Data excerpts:
— BEGIN —
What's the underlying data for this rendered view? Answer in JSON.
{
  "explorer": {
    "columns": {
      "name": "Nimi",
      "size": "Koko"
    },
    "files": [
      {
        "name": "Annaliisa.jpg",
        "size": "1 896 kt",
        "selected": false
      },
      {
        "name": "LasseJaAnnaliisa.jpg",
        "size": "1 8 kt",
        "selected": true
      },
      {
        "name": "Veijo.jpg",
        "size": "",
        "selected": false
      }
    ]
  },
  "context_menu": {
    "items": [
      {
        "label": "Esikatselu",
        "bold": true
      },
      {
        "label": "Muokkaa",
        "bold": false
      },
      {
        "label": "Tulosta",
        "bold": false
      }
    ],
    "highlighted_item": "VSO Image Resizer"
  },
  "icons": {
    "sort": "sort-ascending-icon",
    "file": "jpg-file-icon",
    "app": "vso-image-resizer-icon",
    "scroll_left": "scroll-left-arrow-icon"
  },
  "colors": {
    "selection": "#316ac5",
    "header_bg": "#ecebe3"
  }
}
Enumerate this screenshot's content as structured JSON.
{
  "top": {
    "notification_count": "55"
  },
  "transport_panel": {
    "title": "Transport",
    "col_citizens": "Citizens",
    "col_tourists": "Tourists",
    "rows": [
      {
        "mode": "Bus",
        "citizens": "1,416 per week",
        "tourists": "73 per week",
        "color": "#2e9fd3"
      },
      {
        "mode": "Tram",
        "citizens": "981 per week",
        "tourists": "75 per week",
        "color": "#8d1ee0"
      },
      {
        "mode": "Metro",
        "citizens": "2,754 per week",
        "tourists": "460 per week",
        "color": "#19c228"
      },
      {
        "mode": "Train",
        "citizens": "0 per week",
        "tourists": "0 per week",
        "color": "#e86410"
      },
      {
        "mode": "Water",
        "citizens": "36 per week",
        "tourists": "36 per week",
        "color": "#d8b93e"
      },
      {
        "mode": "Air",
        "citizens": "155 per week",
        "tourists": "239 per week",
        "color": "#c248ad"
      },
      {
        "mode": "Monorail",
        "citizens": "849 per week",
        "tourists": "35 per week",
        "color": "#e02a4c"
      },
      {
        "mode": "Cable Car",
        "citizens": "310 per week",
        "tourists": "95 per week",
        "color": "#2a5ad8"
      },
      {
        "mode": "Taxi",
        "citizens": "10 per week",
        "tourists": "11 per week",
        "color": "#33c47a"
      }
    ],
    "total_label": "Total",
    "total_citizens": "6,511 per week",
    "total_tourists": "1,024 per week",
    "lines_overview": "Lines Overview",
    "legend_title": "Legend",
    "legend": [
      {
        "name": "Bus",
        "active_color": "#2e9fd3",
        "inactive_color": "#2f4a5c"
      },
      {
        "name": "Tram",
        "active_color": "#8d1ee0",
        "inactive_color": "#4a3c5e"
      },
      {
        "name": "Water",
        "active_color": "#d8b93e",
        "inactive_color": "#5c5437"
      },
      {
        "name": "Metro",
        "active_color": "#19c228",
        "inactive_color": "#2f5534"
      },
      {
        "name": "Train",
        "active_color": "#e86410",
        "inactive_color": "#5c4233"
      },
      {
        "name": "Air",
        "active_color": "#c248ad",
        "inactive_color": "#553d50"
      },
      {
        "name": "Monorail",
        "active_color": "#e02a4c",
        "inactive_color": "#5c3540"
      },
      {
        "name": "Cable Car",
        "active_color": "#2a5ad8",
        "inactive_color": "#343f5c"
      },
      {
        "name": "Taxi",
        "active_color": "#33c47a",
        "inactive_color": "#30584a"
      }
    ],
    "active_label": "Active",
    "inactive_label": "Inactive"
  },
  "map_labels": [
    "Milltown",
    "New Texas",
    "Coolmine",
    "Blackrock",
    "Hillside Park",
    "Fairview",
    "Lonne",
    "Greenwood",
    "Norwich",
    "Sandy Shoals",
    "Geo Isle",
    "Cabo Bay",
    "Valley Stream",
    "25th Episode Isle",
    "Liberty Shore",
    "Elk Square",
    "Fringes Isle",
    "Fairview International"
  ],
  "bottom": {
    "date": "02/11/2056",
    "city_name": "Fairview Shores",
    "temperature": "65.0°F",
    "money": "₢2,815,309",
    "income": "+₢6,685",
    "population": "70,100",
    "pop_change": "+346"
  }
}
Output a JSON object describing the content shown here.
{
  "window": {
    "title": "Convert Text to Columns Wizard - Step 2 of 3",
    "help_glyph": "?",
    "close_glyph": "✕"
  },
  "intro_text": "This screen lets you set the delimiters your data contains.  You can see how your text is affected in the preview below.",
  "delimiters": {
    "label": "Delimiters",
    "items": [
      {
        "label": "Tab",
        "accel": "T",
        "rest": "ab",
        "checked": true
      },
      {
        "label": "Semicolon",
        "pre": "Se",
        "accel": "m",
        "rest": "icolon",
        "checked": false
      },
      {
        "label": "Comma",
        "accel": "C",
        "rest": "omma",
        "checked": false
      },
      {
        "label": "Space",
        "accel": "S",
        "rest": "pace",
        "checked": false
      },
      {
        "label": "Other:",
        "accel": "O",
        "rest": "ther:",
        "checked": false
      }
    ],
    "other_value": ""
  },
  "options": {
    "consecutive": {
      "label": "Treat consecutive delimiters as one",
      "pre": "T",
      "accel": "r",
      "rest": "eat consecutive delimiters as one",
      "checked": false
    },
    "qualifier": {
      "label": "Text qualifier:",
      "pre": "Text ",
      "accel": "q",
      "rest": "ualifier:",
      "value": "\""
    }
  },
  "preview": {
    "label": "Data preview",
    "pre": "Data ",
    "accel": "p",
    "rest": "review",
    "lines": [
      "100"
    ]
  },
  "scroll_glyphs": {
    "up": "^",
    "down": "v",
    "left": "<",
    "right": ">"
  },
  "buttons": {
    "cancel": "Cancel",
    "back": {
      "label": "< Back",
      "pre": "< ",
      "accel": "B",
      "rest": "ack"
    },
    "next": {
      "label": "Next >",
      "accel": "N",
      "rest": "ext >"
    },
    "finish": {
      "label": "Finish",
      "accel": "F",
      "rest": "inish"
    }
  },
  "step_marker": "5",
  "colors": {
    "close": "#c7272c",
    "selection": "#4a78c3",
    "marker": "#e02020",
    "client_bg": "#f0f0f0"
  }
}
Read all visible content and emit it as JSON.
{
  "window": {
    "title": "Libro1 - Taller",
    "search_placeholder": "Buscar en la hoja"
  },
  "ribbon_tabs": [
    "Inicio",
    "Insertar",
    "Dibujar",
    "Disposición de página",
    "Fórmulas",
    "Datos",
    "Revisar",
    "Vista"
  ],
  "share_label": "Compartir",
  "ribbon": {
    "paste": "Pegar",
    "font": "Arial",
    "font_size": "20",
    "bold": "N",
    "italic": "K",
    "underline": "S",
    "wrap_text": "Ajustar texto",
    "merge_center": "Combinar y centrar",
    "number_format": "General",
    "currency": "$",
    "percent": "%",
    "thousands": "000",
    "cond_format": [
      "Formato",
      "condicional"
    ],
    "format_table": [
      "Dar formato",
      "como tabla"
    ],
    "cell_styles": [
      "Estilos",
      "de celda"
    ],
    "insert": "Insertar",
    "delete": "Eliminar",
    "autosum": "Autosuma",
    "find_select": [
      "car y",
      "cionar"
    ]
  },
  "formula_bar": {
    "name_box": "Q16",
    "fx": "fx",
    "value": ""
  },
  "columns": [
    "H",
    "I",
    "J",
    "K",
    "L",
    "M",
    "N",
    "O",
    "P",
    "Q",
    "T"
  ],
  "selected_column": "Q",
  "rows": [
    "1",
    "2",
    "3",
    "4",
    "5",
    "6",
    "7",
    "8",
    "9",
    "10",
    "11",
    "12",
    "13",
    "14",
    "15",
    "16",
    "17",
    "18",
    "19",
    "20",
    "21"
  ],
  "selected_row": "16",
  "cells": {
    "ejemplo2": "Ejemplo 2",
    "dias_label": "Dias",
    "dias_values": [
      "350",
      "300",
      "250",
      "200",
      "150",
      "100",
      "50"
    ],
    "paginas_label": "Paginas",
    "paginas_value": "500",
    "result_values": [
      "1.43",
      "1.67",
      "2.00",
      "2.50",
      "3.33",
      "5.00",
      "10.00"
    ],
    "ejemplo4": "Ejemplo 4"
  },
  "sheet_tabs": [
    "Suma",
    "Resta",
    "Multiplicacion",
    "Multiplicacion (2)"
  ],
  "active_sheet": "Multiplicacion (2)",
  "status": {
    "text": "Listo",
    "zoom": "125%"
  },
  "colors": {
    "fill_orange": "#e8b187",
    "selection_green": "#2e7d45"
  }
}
— END —
◆ Prompt
Each line of the data that includes the word "Fairview" counts once; report the total and nothing more.

◆ Worked answer
3